**Exercise details**
Return each line of the material verbatim.

**Input data**
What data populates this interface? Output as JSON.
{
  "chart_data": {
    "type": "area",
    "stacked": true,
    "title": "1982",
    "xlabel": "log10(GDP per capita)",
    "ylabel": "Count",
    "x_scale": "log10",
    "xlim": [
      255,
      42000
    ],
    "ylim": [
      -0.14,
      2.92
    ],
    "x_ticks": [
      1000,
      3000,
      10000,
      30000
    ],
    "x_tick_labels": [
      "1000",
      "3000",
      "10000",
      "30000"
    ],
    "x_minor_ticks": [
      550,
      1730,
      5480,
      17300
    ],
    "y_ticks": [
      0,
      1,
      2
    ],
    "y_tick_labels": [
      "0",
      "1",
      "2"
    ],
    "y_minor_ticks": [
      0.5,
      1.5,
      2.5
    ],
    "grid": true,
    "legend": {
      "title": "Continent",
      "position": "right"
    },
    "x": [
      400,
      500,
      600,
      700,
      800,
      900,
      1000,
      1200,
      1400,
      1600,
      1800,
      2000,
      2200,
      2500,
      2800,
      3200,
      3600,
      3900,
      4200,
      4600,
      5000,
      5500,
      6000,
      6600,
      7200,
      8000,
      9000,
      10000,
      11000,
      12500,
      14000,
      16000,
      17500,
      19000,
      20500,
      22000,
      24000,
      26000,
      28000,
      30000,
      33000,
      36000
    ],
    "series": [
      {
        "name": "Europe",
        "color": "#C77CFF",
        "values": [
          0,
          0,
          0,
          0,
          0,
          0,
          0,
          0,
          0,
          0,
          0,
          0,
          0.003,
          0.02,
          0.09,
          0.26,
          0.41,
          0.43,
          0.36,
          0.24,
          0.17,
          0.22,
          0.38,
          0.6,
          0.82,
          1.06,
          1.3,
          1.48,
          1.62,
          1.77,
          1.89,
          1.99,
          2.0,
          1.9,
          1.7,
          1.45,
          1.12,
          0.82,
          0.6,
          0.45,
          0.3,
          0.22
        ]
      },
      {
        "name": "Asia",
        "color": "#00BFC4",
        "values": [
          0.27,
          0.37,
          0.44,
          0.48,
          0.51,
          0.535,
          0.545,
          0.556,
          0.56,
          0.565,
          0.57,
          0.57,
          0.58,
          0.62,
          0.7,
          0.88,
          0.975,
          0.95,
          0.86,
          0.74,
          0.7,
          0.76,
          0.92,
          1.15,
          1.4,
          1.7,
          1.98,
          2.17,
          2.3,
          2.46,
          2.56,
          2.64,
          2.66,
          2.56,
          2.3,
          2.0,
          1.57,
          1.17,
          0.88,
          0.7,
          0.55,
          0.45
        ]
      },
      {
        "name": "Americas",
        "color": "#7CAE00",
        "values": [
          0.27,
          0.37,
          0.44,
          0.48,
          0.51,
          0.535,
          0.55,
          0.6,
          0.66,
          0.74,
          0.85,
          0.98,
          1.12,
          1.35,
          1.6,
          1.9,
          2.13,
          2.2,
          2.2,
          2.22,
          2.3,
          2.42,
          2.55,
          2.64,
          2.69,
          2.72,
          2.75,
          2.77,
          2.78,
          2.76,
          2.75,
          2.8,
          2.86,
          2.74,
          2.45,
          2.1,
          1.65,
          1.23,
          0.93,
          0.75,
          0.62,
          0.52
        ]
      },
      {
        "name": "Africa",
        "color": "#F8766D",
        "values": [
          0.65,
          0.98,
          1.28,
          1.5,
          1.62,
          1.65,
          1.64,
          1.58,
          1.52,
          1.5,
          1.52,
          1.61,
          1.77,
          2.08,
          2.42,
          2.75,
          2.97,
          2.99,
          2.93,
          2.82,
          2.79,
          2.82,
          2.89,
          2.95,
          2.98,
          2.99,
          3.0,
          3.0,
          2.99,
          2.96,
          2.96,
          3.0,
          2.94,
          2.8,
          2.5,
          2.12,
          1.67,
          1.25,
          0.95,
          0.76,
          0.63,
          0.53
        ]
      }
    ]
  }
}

**The result**
What data populates this interface? Output as JSON.
{
  "chart_data": {
    "type": "area",
    "stacked": true,
    "title": "1982",
    "xlabel": "log10(GDP per capita)",
    "ylabel": "Count",
    "x_scale": "log10",
    "xlim": [
      255,
      42000
    ],
    "ylim": [
      -0.14,
      2.92
    ],
    "x_ticks": [
      1000,
      3000,
      10000,
      30000
    ],
    "x_tick_labels": [
      "1000",
      "3000",
      "10000",
      "30000"
    ],
    "x_minor_ticks": [
      550,
      1730,
      5480,
      17300
    ],
    "y_ticks": [
      0,
      1,
      2
    ],
    "y_tick_labels": [
      "0",
      "1",
      "2"
    ],
    "y_minor_ticks": [
      0.5,
      1.5,
      2.5
    ],
    "grid": true,
    "legend": {
      "title": "Continent",
      "position": "right"
    },
    "x": [
      400,
      500,
      600,
      700,
      800,
      900,
      1000,
      1200,
      1400,
      1600,
      1800,
      2000,
      2200,
      2500,
      2800,
      3200,
      3600,
      3900,
      4200,
      4600,
      5000,
      5500,
      6000,
      6600,
      7200,
      8000,
      9000,
      10000,
      11000,
      12500,
      14000,
      16000,
      17500,
      19000,
      20500,
      22000,
      24000,
      26000,
      28000,
      30000,
      33000,
      36000
    ],
    "series": [
      {
        "name": "Europe",
        "color": "#C77CFF",
        "values": [
          0,
          0,
          0,
          0,
          0,
          0,
          0,
          0,
          0,
          0,
          0,
          0,
          0.003,
          0.02,
          0.09,
          0.26,
          0.41,
          0.43,
          0.36,
          0.24,
          0.17,
          0.22,
          0.38,
          0.6,
          0.82,
          1.06,
          1.3,
          1.48,
          1.62,
          1.77,
          1.89,
          1.99,
          2.0,
          1.9,
          1.7,
          1.45,
          1.12,
          0.82,
          0.6,
          0.45,
          0.3,
          0.22
        ]
      },
      {
        "name": "Asia",
        "color": "#00BFC4",
        "values": [
          0.27,
          0.37,
          0.44,
          0.48,
          0.51,
          0.535,
          0.545,
          0.556,
          0.56,
          0.565,
          0.57,
          0.57,
          0.58,
          0.62,
          0.7,
          0.88,
          0.975,
          0.95,
          0.86,
          0.74,
          0.7,
          0.76,
          0.92,
          1.15,
          1.4,
          1.7,
          1.98,
          2.17,
          2.3,
          2.46,
          2.56,
          2.64,
          2.66,
          2.56,
          2.3,
          2.0,
          1.57,
          1.17,
          0.88,
          0.7,
          0.55,
          0.45
        ]
      },
      {
        "name": "Americas",
        "color": "#7CAE00",
        "values": [
          0.27,
          0.37,
          0.44,
          0.48,
          0.51,
          0.535,
          0.55,
          0.6,
          0.66,
          0.74,
          0.85,
          0.98,
          1.12,
          1.35,
          1.6,
          1.9,
          2.13,
          2.2,
          2.2,
          2.22,
          2.3,
          2.42,
          2.55,
          2.64,
          2.69,
          2.72,
          2.75,
          2.77,
          2.78,
          2.76,
          2.75,
          2.8,
          2.86,
          2.74,
          2.45,
          2.1,
          1.65,
          1.23,
          0.93,
          0.75,
          0.62,
          0.52
        ]
      },
      {
        "name": "Africa",
        "color": "#F8766D",
        "values": [
          0.65,
          0.98,
          1.28,
          1.5,
          1.62,
          1.65,
          1.64,
          1.58,
          1.52,
          1.5,
          1.52,
          1.61,
          1.77,
          2.08,
          2.42,
          2.75,
          2.97,
          2.99,
          2.93,
          2.82,
          2.79,
          2.82,
          2.89,
          2.95,
          2.98,
          2.99,
          3.0,
          3.0,
          2.99,
          2.96,
          2.96,
          3.0,
          2.94,
          2.8,
          2.5,
          2.12,
          1.67,
          1.25,
          0.95,
          0.76,
          0.63,
          0.53
        ]
      }
    ]
  }
}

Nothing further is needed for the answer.